Directive
Search the entries for the word "about" and pull out each line that has it.

== Items

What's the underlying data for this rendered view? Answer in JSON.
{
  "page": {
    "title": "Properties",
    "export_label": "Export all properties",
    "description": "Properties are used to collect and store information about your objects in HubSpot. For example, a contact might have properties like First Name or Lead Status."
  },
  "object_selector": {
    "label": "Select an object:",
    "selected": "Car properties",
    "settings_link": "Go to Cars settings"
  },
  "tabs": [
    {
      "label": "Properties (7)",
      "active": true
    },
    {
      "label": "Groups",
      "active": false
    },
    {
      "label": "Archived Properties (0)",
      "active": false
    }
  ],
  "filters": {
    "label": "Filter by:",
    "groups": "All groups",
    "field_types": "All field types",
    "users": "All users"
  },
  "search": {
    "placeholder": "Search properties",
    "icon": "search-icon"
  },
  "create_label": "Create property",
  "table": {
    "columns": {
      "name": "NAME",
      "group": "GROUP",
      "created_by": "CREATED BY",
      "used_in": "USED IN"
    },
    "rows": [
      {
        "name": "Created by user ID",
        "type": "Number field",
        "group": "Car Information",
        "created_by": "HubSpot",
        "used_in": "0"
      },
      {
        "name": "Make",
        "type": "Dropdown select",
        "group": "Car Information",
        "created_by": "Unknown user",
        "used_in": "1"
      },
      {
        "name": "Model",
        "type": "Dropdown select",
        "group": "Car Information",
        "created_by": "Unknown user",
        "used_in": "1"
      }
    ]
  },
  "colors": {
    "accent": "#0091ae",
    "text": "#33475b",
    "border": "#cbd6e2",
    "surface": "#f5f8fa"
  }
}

====
== Items

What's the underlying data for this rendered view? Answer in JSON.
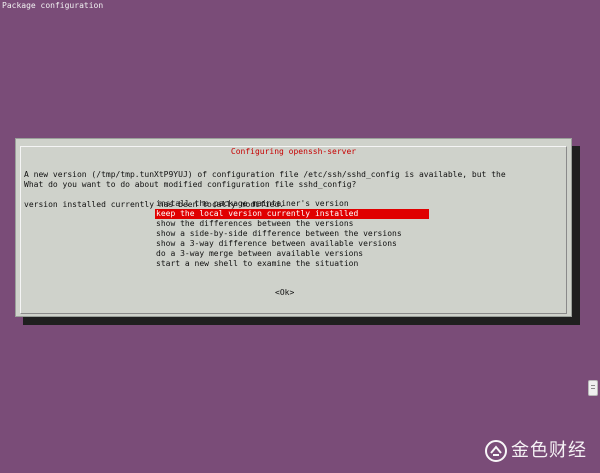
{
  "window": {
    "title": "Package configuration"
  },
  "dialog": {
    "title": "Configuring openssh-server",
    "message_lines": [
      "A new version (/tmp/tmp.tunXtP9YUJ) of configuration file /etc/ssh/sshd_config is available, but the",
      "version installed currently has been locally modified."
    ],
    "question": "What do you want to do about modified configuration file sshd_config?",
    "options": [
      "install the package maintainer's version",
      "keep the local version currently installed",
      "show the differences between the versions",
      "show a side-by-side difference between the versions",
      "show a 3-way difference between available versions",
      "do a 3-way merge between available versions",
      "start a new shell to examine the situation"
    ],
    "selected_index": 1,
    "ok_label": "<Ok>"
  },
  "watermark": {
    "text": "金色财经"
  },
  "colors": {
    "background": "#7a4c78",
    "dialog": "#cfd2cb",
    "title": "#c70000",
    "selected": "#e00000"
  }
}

====

Complete answer
    "description": "Properties are used to collect and store information about your objects in HubSpot. For example, a contact might have properties like First Name or Lead Status."
    "question": "What do you want to do about modified configuration file sshd_config?",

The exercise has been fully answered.